● Challenge: Wherever a line holds the word "name", copy that line out.

● Dataset records:
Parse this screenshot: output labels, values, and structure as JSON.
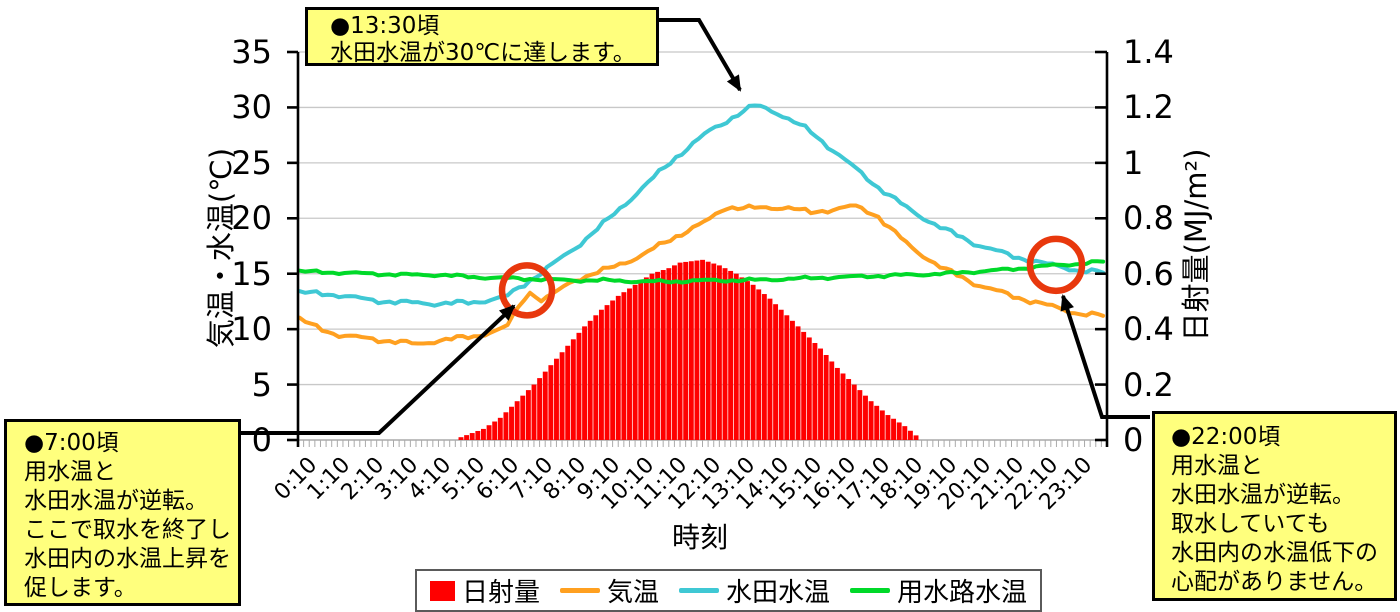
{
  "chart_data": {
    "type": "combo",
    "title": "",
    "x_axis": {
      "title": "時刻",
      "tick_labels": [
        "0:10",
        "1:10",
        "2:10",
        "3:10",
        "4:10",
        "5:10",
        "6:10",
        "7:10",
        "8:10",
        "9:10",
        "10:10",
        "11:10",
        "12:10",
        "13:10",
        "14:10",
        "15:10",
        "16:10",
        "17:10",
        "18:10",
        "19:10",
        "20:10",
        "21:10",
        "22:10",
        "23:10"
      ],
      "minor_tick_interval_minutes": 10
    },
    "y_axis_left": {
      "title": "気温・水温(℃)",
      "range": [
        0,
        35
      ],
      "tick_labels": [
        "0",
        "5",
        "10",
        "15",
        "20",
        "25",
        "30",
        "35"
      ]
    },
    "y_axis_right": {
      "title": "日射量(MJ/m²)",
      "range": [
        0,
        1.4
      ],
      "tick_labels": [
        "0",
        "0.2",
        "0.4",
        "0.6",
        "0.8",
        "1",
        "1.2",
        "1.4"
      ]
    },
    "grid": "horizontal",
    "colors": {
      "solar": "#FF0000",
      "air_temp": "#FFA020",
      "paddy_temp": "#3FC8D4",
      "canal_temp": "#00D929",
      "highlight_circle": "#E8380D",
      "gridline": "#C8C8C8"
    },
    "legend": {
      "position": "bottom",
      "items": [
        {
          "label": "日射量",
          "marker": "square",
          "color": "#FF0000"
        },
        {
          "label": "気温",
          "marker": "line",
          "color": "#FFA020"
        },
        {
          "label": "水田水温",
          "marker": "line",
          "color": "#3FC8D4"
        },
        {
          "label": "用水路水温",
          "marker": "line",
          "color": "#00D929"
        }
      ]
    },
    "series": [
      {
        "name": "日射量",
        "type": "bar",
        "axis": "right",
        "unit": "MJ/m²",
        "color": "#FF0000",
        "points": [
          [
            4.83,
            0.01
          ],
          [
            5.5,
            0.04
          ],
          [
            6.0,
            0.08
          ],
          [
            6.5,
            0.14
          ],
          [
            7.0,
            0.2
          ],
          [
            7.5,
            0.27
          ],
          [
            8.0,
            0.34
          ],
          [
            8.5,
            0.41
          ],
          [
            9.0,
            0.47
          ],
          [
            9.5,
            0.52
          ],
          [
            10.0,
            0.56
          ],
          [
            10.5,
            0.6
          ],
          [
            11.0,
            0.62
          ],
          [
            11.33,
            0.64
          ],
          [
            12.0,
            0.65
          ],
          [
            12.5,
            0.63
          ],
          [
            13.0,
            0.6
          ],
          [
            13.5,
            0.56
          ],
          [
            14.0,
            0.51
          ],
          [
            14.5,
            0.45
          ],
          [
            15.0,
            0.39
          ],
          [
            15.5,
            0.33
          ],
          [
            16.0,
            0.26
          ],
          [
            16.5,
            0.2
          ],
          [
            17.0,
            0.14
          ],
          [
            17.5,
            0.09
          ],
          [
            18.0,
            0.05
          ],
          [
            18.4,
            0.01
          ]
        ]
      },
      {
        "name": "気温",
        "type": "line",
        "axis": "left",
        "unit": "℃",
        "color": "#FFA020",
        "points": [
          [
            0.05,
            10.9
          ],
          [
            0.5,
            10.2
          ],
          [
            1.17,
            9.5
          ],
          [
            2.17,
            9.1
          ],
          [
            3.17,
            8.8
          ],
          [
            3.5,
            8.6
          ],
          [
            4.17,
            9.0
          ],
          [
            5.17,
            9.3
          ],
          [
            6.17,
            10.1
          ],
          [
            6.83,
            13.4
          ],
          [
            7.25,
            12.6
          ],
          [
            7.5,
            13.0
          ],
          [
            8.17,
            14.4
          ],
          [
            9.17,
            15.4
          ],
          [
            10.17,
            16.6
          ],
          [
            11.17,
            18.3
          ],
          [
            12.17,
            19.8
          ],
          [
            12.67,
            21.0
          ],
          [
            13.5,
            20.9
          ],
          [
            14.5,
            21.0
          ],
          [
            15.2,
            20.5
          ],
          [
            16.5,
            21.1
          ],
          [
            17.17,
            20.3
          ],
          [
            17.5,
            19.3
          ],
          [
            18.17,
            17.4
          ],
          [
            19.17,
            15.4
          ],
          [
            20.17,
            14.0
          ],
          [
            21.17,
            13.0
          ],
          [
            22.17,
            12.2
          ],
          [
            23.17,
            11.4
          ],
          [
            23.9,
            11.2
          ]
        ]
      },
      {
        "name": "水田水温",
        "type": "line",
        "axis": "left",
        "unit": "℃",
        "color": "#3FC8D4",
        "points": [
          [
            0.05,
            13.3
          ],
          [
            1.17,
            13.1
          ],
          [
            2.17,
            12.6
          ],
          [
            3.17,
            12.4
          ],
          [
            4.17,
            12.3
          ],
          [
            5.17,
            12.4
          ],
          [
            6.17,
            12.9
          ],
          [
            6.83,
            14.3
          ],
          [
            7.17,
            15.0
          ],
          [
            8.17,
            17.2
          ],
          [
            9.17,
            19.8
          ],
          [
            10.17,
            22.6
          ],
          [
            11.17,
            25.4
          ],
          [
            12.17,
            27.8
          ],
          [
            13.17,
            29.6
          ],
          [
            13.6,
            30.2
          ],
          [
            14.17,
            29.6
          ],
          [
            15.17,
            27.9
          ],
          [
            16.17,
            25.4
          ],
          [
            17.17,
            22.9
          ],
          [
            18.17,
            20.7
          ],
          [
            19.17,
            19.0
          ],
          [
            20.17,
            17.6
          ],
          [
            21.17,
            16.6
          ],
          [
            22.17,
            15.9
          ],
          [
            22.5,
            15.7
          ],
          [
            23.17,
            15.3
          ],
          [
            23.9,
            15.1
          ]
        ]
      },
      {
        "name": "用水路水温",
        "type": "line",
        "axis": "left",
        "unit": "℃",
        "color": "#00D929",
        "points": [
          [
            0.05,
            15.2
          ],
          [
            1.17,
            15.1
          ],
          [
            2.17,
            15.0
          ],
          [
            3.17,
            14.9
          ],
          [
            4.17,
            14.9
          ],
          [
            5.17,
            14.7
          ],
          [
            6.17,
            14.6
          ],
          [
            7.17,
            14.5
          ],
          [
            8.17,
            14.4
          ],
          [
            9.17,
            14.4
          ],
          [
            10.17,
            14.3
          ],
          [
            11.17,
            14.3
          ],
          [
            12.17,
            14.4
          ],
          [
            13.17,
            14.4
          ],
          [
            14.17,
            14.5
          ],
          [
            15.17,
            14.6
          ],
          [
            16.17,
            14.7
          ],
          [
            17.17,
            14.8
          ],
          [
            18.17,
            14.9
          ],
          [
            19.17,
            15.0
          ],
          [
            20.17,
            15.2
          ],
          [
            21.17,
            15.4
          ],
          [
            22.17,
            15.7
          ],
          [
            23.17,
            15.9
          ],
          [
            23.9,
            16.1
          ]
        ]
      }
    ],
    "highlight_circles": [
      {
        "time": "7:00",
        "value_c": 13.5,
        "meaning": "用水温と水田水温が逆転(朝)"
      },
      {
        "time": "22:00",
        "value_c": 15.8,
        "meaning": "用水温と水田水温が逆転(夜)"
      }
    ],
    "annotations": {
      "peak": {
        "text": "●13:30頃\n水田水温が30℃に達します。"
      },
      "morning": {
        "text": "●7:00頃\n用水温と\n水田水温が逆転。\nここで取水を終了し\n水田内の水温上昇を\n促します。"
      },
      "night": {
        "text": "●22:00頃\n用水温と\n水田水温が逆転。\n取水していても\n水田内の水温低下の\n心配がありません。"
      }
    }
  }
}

● Solution for this exercise:
        "name": "日射量",
        "name": "気温",
        "name": "水田水温",
        "name": "用水路水温",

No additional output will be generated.